§ **Problem requirements**
Copy every line of the items below verbatim, omitting the pictures.

§ **Supplied records**
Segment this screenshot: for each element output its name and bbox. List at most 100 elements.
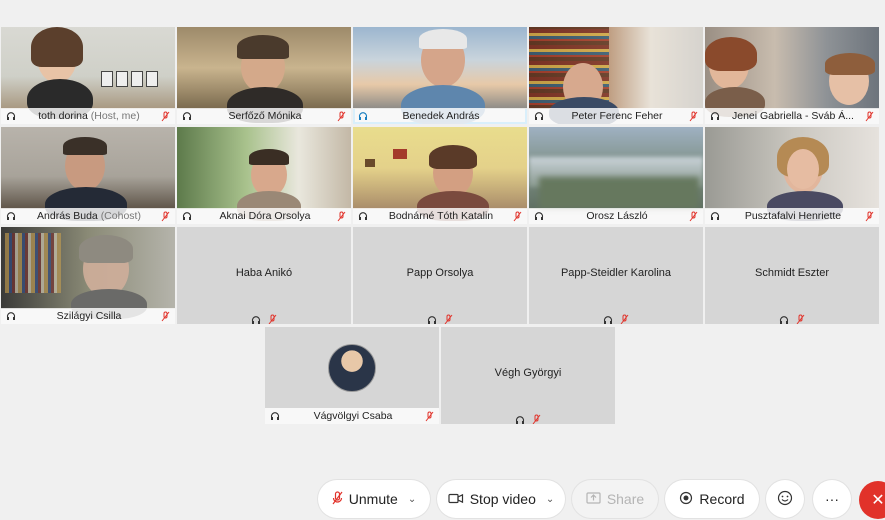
participant-video xyxy=(705,27,879,117)
record-label: Record xyxy=(699,491,745,507)
mic-muted-icon xyxy=(620,312,629,324)
participant-video xyxy=(705,127,879,221)
participant-video xyxy=(353,127,527,221)
participant-name: Vágvölgyi Csaba xyxy=(313,410,393,422)
participant-video xyxy=(529,127,703,209)
participant-tile[interactable]: Szilágyi Csilla xyxy=(1,227,175,324)
speaker-icon xyxy=(779,312,789,324)
participant-video xyxy=(1,127,175,221)
participant-tile-no-video[interactable]: Haba Anikó xyxy=(177,227,351,324)
participant-tile[interactable]: Jenei Gabriella - Sváb Á... xyxy=(705,27,879,124)
mic-muted-icon xyxy=(862,111,874,122)
participant-tile-no-video[interactable]: Papp Orsolya xyxy=(353,227,527,324)
mic-muted-icon xyxy=(158,111,170,122)
participant-video xyxy=(353,27,527,124)
participant-namebar: Szilágyi Csilla xyxy=(1,308,175,324)
participant-name: Schmidt Eszter xyxy=(755,267,829,279)
speaker-icon xyxy=(534,111,548,121)
participant-name: Bodnárné Tóth Katalin xyxy=(388,210,494,222)
speaker-icon xyxy=(358,211,372,221)
participant-video xyxy=(1,27,175,119)
speaker-icon xyxy=(182,111,196,121)
stop-video-button[interactable]: Stop video ⌄ xyxy=(437,480,565,518)
participant-tile[interactable]: toth dorina (Host, me) xyxy=(1,27,175,124)
speaker-icon xyxy=(6,111,20,121)
participant-namebar: Peter Ferenc Feher xyxy=(529,108,703,124)
participant-tile[interactable]: Orosz László xyxy=(529,127,703,224)
participant-name: Haba Anikó xyxy=(235,267,293,279)
end-meeting-button[interactable]: ✕ xyxy=(859,481,885,519)
participant-tile-active-speaker[interactable]: Benedek András xyxy=(353,27,527,124)
record-button[interactable]: Record xyxy=(665,480,759,518)
mic-muted-icon xyxy=(158,311,170,322)
unmute-button[interactable]: Unmute ⌄ xyxy=(318,480,430,518)
participant-namebar: Aknai Dóra Orsolya xyxy=(177,208,351,224)
share-screen-icon xyxy=(586,491,601,507)
participant-tile[interactable]: Serfőző Mónika xyxy=(177,27,351,124)
mic-muted-icon xyxy=(332,490,343,508)
close-icon: ✕ xyxy=(871,492,885,509)
participant-name: Végh Györgyi xyxy=(494,367,562,379)
participant-tile[interactable]: Pusztafalvi Henriette xyxy=(705,127,879,224)
participant-tile-no-video[interactable]: Schmidt Eszter xyxy=(705,227,879,324)
share-label: Share xyxy=(606,491,645,507)
mic-muted-icon xyxy=(422,411,434,422)
avatar xyxy=(328,344,376,392)
participant-tile[interactable]: Bodnárné Tóth Katalin xyxy=(353,127,527,224)
participant-name: András Buda (Cohost) xyxy=(37,210,141,222)
speaker-icon xyxy=(251,312,261,324)
mic-muted-icon xyxy=(444,312,453,324)
participant-video xyxy=(177,127,351,221)
speaker-icon xyxy=(427,312,437,324)
meeting-toolbar: Unmute ⌄ Stop video ⌄ Share Record ··· ✕ xyxy=(0,480,885,520)
speaker-active-icon xyxy=(358,111,372,121)
video-camera-icon xyxy=(448,491,464,507)
participant-video xyxy=(1,227,175,319)
participant-name: Orosz László xyxy=(586,210,648,222)
mic-muted-icon xyxy=(686,211,698,222)
participant-name: Benedek András xyxy=(402,110,480,122)
participant-namebar: Bodnárné Tóth Katalin xyxy=(353,208,527,224)
mic-muted-icon xyxy=(686,111,698,122)
participant-name: Jenei Gabriella - Sváb Á... xyxy=(732,110,854,122)
mic-muted-icon xyxy=(158,211,170,222)
participant-video xyxy=(177,27,351,123)
speaker-icon xyxy=(710,211,724,221)
participant-namebar: Benedek András xyxy=(353,108,527,124)
participant-name: Pusztafalvi Henriette xyxy=(744,210,842,222)
more-options-button[interactable]: ··· xyxy=(813,480,851,518)
chevron-down-icon[interactable]: ⌄ xyxy=(546,494,554,505)
participant-tile-no-video[interactable]: Papp-Steidler Karolina xyxy=(529,227,703,324)
participant-namebar: Serfőző Mónika xyxy=(177,108,351,124)
participant-name: Serfőző Mónika xyxy=(228,110,302,122)
participant-tile[interactable]: Peter Ferenc Feher xyxy=(529,27,703,124)
reactions-button[interactable] xyxy=(766,480,804,518)
share-button[interactable]: Share xyxy=(572,480,658,518)
mic-muted-icon xyxy=(268,312,277,324)
mic-muted-icon xyxy=(334,211,346,222)
participant-name: Papp-Steidler Karolina xyxy=(560,267,672,279)
participant-name: Aknai Dóra Orsolya xyxy=(219,210,311,222)
participant-name: Szilágyi Csilla xyxy=(56,310,122,322)
speaker-icon xyxy=(182,211,196,221)
mic-muted-icon xyxy=(510,211,522,222)
participant-tile-avatar[interactable]: Vágvölgyi Csaba xyxy=(265,327,439,424)
speaker-icon xyxy=(534,211,548,221)
speaker-icon xyxy=(710,111,724,121)
participant-namebar: Jenei Gabriella - Sváb Á... xyxy=(705,108,879,124)
participant-tile[interactable]: Aknai Dóra Orsolya xyxy=(177,127,351,224)
mic-muted-icon xyxy=(334,111,346,122)
stop-video-label: Stop video xyxy=(469,491,536,507)
chevron-down-icon[interactable]: ⌄ xyxy=(408,494,416,505)
speaker-icon xyxy=(515,412,525,424)
smiley-icon xyxy=(777,490,793,509)
participant-name: toth dorina (Host, me) xyxy=(38,110,140,122)
participant-tile-no-video[interactable]: Végh Györgyi xyxy=(441,327,615,424)
participant-namebar: toth dorina (Host, me) xyxy=(1,108,175,124)
mic-muted-icon xyxy=(796,312,805,324)
speaker-icon xyxy=(603,312,613,324)
participant-tile[interactable]: András Buda (Cohost) xyxy=(1,127,175,224)
unmute-label: Unmute xyxy=(348,491,398,507)
participant-name: Peter Ferenc Feher xyxy=(571,110,663,122)
speaker-icon xyxy=(270,411,284,421)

§ **Answer to the exercise**
Segment this screenshot: for each element output its name and bbox. List at most 100 elements.
participant-video xyxy=(705,27,879,117)
record-label: Record xyxy=(699,491,745,507)
mic-muted-icon xyxy=(620,312,629,324)
participant-video xyxy=(705,127,879,221)
participant-video xyxy=(353,127,527,221)
participant-name: Vágvölgyi Csaba xyxy=(313,410,393,422)
participant-video xyxy=(529,127,703,209)
participant-tile[interactable]: Szilágyi Csilla xyxy=(1,227,175,324)
speaker-icon xyxy=(779,312,789,324)
participant-video xyxy=(1,127,175,221)
participant-tile-no-video[interactable]: Haba Anikó xyxy=(177,227,351,324)
participant-tile[interactable]: Jenei Gabriella - Sváb Á... xyxy=(705,27,879,124)
mic-muted-icon xyxy=(862,111,874,122)
participant-tile-no-video[interactable]: Papp Orsolya xyxy=(353,227,527,324)
mic-muted-icon xyxy=(158,111,170,122)
participant-video xyxy=(353,27,527,124)
participant-namebar: Szilágyi Csilla xyxy=(1,308,175,324)
participant-name: Schmidt Eszter xyxy=(755,267,829,279)
speaker-icon xyxy=(534,111,548,121)
participant-name: Bodnárné Tóth Katalin xyxy=(388,210,494,222)
speaker-icon xyxy=(358,211,372,221)
participant-video xyxy=(1,27,175,119)
speaker-icon xyxy=(182,111,196,121)
stop-video-button[interactable]: Stop video ⌄ xyxy=(437,480,565,518)
participant-tile[interactable]: toth dorina (Host, me) xyxy=(1,27,175,124)
speaker-icon xyxy=(6,111,20,121)
participant-namebar: Peter Ferenc Feher xyxy=(529,108,703,124)
participant-tile[interactable]: Orosz László xyxy=(529,127,703,224)
participant-name: Haba Anikó xyxy=(235,267,293,279)
end-meeting-button[interactable]: ✕ xyxy=(859,481,885,519)
participant-tile-active-speaker[interactable]: Benedek András xyxy=(353,27,527,124)
record-button[interactable]: Record xyxy=(665,480,759,518)
mic-muted-icon xyxy=(158,311,170,322)
unmute-button[interactable]: Unmute ⌄ xyxy=(318,480,430,518)
participant-namebar: Aknai Dóra Orsolya xyxy=(177,208,351,224)
share-screen-icon xyxy=(586,491,601,507)
participant-tile[interactable]: Serfőző Mónika xyxy=(177,27,351,124)
mic-muted-icon xyxy=(332,490,343,508)
close-icon: ✕ xyxy=(871,492,885,509)
participant-name: Végh Györgyi xyxy=(494,367,562,379)
participant-tile[interactable]: Pusztafalvi Henriette xyxy=(705,127,879,224)
participant-tile-no-video[interactable]: Schmidt Eszter xyxy=(705,227,879,324)
share-label: Share xyxy=(606,491,645,507)
mic-muted-icon xyxy=(422,411,434,422)
avatar xyxy=(328,344,376,392)
participant-tile[interactable]: Bodnárné Tóth Katalin xyxy=(353,127,527,224)
participant-name: András Buda (Cohost) xyxy=(37,210,141,222)
speaker-icon xyxy=(251,312,261,324)
mic-muted-icon xyxy=(444,312,453,324)
participant-video xyxy=(177,127,351,221)
speaker-icon xyxy=(427,312,437,324)
meeting-toolbar: Unmute ⌄ Stop video ⌄ Share Record ··· ✕ xyxy=(0,480,885,520)
speaker-active-icon xyxy=(358,111,372,121)
video-camera-icon xyxy=(448,491,464,507)
participant-video xyxy=(1,227,175,319)
participant-name: Orosz László xyxy=(586,210,648,222)
mic-muted-icon xyxy=(686,211,698,222)
participant-name: Benedek András xyxy=(402,110,480,122)
participant-namebar: Bodnárné Tóth Katalin xyxy=(353,208,527,224)
mic-muted-icon xyxy=(686,111,698,122)
participant-name: Jenei Gabriella - Sváb Á... xyxy=(732,110,854,122)
mic-muted-icon xyxy=(158,211,170,222)
participant-video xyxy=(177,27,351,123)
speaker-icon xyxy=(710,211,724,221)
participant-namebar: Benedek András xyxy=(353,108,527,124)
participant-name: Pusztafalvi Henriette xyxy=(744,210,842,222)
more-options-button[interactable]: ··· xyxy=(813,480,851,518)
chevron-down-icon[interactable]: ⌄ xyxy=(546,494,554,505)
participant-tile-no-video[interactable]: Papp-Steidler Karolina xyxy=(529,227,703,324)
participant-namebar: Serfőző Mónika xyxy=(177,108,351,124)
participant-name: Serfőző Mónika xyxy=(228,110,302,122)
participant-tile[interactable]: Peter Ferenc Feher xyxy=(529,27,703,124)
reactions-button[interactable] xyxy=(766,480,804,518)
share-button[interactable]: Share xyxy=(572,480,658,518)
mic-muted-icon xyxy=(268,312,277,324)
mic-muted-icon xyxy=(334,211,346,222)
participant-name: Papp-Steidler Karolina xyxy=(560,267,672,279)
participant-name: Aknai Dóra Orsolya xyxy=(219,210,311,222)
participant-name: Szilágyi Csilla xyxy=(56,310,122,322)
speaker-icon xyxy=(182,211,196,221)
mic-muted-icon xyxy=(510,211,522,222)
participant-tile-avatar[interactable]: Vágvölgyi Csaba xyxy=(265,327,439,424)
speaker-icon xyxy=(534,211,548,221)
speaker-icon xyxy=(710,111,724,121)
participant-namebar: Jenei Gabriella - Sváb Á... xyxy=(705,108,879,124)
participant-tile[interactable]: Aknai Dóra Orsolya xyxy=(177,127,351,224)
mic-muted-icon xyxy=(334,111,346,122)
stop-video-label: Stop video xyxy=(469,491,536,507)
chevron-down-icon[interactable]: ⌄ xyxy=(408,494,416,505)
speaker-icon xyxy=(515,412,525,424)
smiley-icon xyxy=(777,490,793,509)
participant-name: toth dorina (Host, me) xyxy=(38,110,140,122)
participant-tile-no-video[interactable]: Végh Györgyi xyxy=(441,327,615,424)
participant-namebar: toth dorina (Host, me) xyxy=(1,108,175,124)
mic-muted-icon xyxy=(796,312,805,324)
speaker-icon xyxy=(603,312,613,324)
participant-tile[interactable]: András Buda (Cohost) xyxy=(1,127,175,224)
unmute-label: Unmute xyxy=(348,491,398,507)
participant-name: Peter Ferenc Feher xyxy=(571,110,663,122)
speaker-icon xyxy=(270,411,284,421)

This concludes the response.